Take the data below and repeat it exactly.

++++ Material provided

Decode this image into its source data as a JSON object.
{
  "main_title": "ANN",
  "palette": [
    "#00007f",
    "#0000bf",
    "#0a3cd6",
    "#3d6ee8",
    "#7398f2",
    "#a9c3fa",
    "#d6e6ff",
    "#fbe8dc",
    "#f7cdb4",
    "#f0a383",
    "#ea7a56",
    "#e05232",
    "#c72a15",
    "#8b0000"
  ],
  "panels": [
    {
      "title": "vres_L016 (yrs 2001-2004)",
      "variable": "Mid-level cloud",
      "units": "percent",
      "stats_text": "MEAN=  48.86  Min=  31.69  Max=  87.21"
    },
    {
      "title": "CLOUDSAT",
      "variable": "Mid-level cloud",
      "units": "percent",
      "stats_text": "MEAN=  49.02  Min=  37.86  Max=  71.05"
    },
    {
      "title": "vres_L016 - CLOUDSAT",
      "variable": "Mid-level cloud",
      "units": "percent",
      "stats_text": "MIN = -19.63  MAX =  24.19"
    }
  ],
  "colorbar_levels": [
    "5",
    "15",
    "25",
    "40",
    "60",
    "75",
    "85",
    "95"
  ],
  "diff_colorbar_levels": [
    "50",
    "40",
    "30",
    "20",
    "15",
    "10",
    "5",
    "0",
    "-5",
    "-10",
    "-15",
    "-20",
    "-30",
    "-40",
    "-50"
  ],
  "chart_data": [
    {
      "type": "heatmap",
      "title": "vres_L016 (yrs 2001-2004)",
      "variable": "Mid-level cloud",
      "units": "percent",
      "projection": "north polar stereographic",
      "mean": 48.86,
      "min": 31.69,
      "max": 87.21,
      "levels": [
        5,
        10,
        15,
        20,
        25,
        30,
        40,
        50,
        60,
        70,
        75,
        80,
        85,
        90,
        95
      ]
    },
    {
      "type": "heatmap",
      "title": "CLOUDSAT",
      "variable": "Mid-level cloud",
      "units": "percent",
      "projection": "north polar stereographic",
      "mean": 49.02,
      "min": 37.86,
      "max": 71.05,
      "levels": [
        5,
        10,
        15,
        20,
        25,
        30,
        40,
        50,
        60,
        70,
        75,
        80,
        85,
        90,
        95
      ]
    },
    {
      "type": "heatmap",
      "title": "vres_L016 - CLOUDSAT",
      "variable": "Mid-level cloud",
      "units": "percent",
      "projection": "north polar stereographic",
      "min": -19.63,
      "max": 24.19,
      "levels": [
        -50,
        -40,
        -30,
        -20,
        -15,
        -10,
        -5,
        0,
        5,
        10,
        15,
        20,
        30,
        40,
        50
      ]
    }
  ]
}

++++++++

* **Solution for this problem**
Decode this image into its source data as a JSON object.
{
  "main_title": "ANN",
  "palette": [
    "#00007f",
    "#0000bf",
    "#0a3cd6",
    "#3d6ee8",
    "#7398f2",
    "#a9c3fa",
    "#d6e6ff",
    "#fbe8dc",
    "#f7cdb4",
    "#f0a383",
    "#ea7a56",
    "#e05232",
    "#c72a15",
    "#8b0000"
  ],
  "panels": [
    {
      "title": "vres_L016 (yrs 2001-2004)",
      "variable": "Mid-level cloud",
      "units": "percent",
      "stats_text": "MEAN=  48.86  Min=  31.69  Max=  87.21"
    },
    {
      "title": "CLOUDSAT",
      "variable": "Mid-level cloud",
      "units": "percent",
      "stats_text": "MEAN=  49.02  Min=  37.86  Max=  71.05"
    },
    {
      "title": "vres_L016 - CLOUDSAT",
      "variable": "Mid-level cloud",
      "units": "percent",
      "stats_text": "MIN = -19.63  MAX =  24.19"
    }
  ],
  "colorbar_levels": [
    "5",
    "15",
    "25",
    "40",
    "60",
    "75",
    "85",
    "95"
  ],
  "diff_colorbar_levels": [
    "50",
    "40",
    "30",
    "20",
    "15",
    "10",
    "5",
    "0",
    "-5",
    "-10",
    "-15",
    "-20",
    "-30",
    "-40",
    "-50"
  ],
  "chart_data": [
    {
      "type": "heatmap",
      "title": "vres_L016 (yrs 2001-2004)",
      "variable": "Mid-level cloud",
      "units": "percent",
      "projection": "north polar stereographic",
      "mean": 48.86,
      "min": 31.69,
      "max": 87.21,
      "levels": [
        5,
        10,
        15,
        20,
        25,
        30,
        40,
        50,
        60,
        70,
        75,
        80,
        85,
        90,
        95
      ]
    },
    {
      "type": "heatmap",
      "title": "CLOUDSAT",
      "variable": "Mid-level cloud",
      "units": "percent",
      "projection": "north polar stereographic",
      "mean": 49.02,
      "min": 37.86,
      "max": 71.05,
      "levels": [
        5,
        10,
        15,
        20,
        25,
        30,
        40,
        50,
        60,
        70,
        75,
        80,
        85,
        90,
        95
      ]
    },
    {
      "type": "heatmap",
      "title": "vres_L016 - CLOUDSAT",
      "variable": "Mid-level cloud",
      "units": "percent",
      "projection": "north polar stereographic",
      "min": -19.63,
      "max": 24.19,
      "levels": [
        -50,
        -40,
        -30,
        -20,
        -15,
        -10,
        -5,
        0,
        5,
        10,
        15,
        20,
        30,
        40,
        50
      ]
    }
  ]
}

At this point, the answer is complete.